▶ **Task requirements**:
Please reproduce the records below verbatim, starting at their first line and ending at the line that contains "- Point: [766, 493, 789, 508]".

Records of labeled boxes
START
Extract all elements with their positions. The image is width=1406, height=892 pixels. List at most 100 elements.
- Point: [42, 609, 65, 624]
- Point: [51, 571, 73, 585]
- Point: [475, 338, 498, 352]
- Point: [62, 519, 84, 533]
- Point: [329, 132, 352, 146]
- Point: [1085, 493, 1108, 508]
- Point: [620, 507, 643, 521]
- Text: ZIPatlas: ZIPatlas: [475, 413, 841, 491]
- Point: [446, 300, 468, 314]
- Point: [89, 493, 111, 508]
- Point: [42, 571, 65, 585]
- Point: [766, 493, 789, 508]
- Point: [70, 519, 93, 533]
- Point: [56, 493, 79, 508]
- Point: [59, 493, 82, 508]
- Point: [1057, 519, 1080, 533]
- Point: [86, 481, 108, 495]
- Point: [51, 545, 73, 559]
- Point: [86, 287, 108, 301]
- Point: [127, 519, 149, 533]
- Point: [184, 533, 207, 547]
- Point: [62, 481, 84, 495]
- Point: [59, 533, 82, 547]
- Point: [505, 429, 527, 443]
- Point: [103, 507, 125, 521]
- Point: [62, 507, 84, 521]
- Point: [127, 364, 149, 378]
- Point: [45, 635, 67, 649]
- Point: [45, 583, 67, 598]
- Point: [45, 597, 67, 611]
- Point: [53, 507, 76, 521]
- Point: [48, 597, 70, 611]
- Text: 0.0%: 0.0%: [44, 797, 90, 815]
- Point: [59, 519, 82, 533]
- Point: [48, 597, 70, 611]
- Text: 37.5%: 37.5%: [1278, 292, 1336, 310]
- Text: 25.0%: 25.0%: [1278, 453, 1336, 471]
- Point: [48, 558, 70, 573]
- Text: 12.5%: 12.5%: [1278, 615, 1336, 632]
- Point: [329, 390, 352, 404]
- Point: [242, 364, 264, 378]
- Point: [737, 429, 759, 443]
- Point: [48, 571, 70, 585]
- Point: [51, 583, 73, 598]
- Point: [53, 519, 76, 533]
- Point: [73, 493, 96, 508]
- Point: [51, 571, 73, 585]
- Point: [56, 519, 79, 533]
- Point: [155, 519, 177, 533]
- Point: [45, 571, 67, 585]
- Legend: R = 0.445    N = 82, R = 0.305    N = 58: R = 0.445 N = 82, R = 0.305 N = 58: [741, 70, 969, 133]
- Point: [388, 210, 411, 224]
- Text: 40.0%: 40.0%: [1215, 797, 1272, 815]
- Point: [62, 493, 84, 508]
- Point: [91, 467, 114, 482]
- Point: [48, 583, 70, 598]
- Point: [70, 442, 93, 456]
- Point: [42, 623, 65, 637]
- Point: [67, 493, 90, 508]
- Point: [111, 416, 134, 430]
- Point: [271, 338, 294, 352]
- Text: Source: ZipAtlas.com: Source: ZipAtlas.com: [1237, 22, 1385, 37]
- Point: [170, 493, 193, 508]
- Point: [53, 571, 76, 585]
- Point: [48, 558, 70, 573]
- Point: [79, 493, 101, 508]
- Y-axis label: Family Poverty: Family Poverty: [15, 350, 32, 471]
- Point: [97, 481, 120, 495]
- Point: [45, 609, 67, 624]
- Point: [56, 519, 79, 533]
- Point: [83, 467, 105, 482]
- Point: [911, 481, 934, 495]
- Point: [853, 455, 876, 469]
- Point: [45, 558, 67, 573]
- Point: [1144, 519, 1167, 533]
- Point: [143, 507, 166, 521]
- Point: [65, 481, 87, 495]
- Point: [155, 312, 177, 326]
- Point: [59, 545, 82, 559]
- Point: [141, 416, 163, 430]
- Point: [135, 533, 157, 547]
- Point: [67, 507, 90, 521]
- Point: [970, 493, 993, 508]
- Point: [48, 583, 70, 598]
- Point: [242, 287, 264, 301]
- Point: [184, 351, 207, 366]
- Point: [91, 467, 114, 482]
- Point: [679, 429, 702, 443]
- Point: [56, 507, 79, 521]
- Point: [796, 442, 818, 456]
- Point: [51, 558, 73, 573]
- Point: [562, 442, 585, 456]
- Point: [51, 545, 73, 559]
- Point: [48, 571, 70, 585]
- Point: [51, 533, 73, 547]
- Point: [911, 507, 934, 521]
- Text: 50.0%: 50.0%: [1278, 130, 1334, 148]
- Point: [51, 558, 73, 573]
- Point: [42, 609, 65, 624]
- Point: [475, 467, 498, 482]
END
▶ **Solution**:
Extract all elements with their positions. The image is width=1406, height=892 pixels. List at most 100 elements.
- Point: [42, 609, 65, 624]
- Point: [51, 571, 73, 585]
- Point: [475, 338, 498, 352]
- Point: [62, 519, 84, 533]
- Point: [329, 132, 352, 146]
- Point: [1085, 493, 1108, 508]
- Point: [620, 507, 643, 521]
- Text: ZIPatlas: ZIPatlas: [475, 413, 841, 491]
- Point: [446, 300, 468, 314]
- Point: [89, 493, 111, 508]
- Point: [42, 571, 65, 585]
- Point: [766, 493, 789, 508]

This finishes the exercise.